→ DIRECTIONS FOR THIS TASK:
Arrange the rows as a numbered list with blank lines omitted, beginning with the line containing "x-tick-label: 150: [499, 482, 529, 496]" and continuing through the line containing "y-tick-label: 92: [135, 297, 154, 311]".

(Spatial annotation records)
* * *
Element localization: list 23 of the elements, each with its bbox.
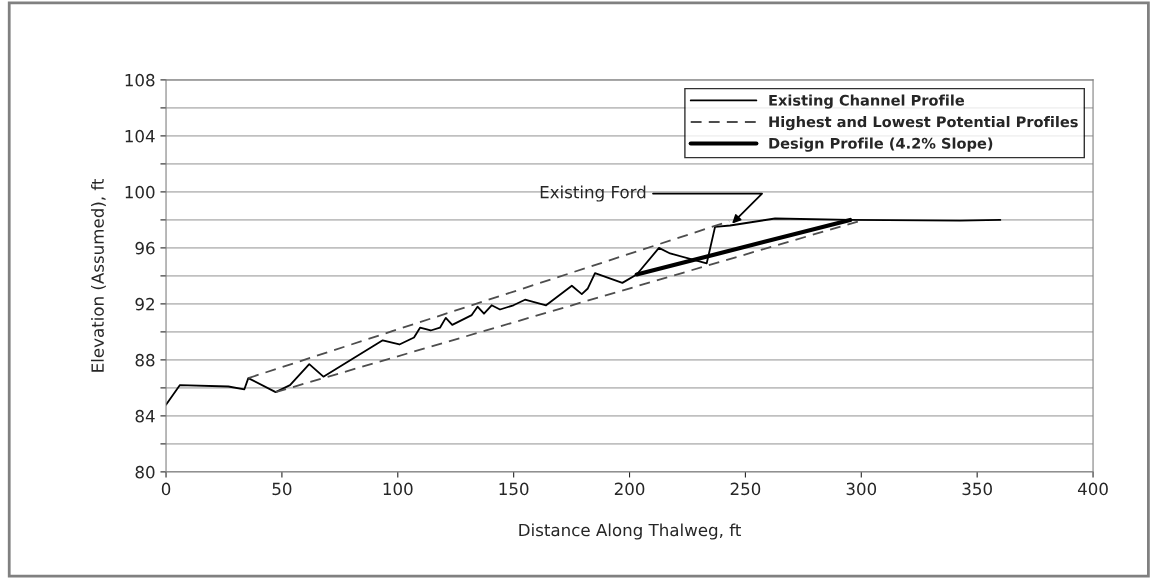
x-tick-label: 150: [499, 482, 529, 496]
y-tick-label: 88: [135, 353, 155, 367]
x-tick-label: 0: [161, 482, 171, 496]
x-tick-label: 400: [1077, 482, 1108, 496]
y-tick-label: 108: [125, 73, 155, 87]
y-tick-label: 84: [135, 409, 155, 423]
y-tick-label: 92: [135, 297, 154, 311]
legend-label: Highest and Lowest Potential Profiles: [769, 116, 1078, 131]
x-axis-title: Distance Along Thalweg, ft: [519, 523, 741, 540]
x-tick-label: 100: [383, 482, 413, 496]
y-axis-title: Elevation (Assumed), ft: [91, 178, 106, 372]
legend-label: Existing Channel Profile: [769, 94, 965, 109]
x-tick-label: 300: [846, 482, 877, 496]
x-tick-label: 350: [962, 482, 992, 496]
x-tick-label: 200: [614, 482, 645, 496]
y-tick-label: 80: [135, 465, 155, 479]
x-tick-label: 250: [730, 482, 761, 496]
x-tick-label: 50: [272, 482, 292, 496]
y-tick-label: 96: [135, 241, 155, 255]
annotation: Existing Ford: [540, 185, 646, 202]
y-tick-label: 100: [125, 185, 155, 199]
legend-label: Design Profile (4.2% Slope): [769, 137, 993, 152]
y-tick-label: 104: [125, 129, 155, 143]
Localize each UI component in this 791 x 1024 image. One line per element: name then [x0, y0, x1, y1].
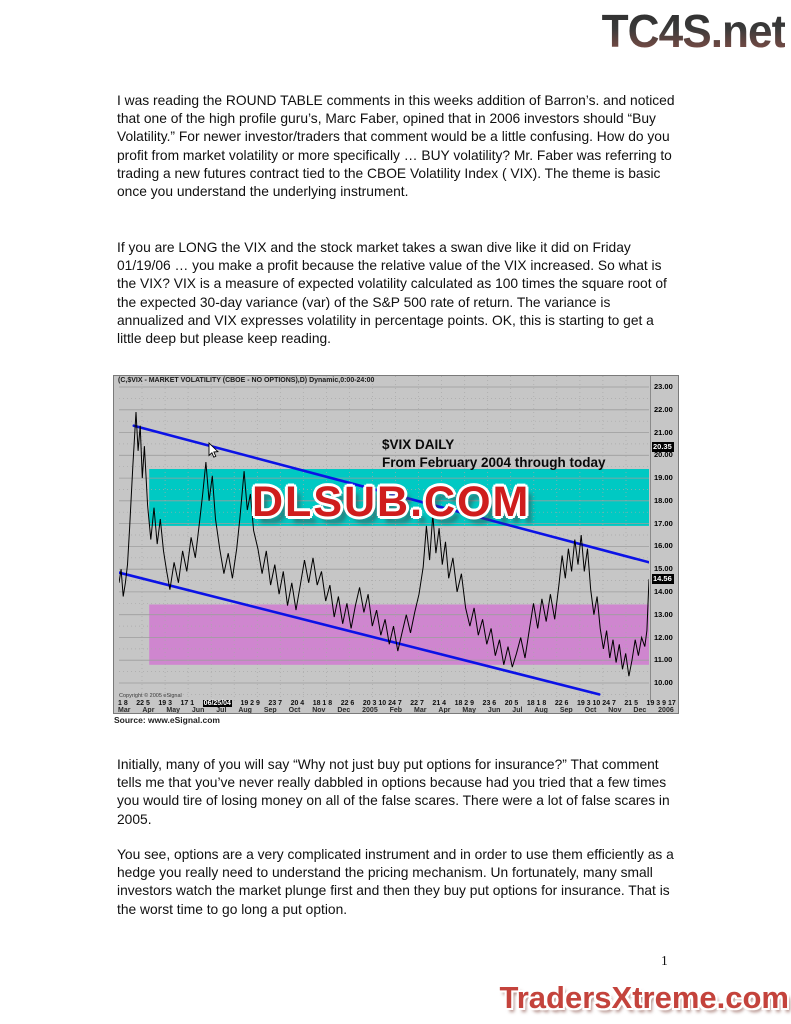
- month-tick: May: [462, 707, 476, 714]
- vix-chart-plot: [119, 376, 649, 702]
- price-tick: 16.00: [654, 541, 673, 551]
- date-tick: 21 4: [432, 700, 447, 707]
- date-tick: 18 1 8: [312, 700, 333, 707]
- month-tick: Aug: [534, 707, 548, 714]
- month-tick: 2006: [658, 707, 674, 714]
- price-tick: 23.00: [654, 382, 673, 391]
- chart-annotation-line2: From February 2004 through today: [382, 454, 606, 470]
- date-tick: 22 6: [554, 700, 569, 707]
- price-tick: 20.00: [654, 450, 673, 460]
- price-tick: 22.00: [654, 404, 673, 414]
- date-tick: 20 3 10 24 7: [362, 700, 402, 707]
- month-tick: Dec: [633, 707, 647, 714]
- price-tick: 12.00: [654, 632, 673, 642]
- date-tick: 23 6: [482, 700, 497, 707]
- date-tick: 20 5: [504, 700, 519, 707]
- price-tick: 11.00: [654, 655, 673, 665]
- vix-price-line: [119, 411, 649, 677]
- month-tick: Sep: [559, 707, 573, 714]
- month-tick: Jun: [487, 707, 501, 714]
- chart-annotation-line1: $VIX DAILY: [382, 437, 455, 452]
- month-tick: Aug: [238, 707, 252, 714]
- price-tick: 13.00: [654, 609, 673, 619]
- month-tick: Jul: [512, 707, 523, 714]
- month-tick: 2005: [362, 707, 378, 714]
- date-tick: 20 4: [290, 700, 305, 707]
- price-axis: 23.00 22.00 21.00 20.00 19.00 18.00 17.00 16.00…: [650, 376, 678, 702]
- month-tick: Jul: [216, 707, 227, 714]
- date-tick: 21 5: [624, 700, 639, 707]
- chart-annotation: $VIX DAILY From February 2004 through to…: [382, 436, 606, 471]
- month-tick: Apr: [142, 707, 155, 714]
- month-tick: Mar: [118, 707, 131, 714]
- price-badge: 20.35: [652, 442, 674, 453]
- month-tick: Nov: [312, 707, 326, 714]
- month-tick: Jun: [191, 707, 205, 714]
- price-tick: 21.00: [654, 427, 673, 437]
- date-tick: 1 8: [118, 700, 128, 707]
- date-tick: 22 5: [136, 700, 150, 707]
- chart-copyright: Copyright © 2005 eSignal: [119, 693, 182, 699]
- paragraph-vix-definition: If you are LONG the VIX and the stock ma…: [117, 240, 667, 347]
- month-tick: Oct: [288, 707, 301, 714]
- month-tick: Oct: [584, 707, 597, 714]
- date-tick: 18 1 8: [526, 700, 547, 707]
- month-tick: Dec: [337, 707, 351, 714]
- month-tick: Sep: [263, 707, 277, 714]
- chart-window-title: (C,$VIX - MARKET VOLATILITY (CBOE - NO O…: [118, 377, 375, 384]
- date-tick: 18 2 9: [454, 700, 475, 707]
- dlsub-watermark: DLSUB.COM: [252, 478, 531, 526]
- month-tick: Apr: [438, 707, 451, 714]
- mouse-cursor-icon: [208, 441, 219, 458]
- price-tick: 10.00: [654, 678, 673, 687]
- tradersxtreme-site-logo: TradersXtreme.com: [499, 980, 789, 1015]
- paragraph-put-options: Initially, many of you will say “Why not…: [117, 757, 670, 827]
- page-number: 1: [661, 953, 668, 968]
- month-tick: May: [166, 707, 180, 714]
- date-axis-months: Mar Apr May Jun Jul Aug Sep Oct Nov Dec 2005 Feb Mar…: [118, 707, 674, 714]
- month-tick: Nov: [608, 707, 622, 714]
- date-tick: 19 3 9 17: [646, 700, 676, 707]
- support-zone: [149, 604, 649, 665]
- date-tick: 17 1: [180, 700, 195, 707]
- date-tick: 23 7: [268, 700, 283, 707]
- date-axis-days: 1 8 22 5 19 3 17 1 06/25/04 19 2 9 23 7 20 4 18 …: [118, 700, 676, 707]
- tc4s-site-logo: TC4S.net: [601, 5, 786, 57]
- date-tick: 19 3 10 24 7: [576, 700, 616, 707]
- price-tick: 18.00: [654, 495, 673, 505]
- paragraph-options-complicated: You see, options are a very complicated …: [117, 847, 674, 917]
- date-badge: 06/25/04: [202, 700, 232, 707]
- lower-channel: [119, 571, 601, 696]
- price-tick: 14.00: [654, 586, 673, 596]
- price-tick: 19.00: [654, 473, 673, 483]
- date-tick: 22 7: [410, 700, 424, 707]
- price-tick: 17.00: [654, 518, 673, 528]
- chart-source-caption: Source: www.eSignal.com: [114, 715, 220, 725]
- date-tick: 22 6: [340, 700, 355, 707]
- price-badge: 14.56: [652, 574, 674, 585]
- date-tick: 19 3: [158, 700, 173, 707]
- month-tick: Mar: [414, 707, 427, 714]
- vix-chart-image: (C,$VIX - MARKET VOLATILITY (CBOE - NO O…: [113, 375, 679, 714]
* * *
→ ANSWER:
1. x-tick-label: 150: [499, 482, 529, 496]
2. y-tick-label: 88: [135, 353, 155, 367]
3. x-tick-label: 0: [161, 482, 171, 496]
4. x-tick-label: 400: [1077, 482, 1108, 496]
5. y-tick-label: 108: [125, 73, 155, 87]
6. y-tick-label: 84: [135, 409, 155, 423]
7. y-tick-label: 92: [135, 297, 154, 311]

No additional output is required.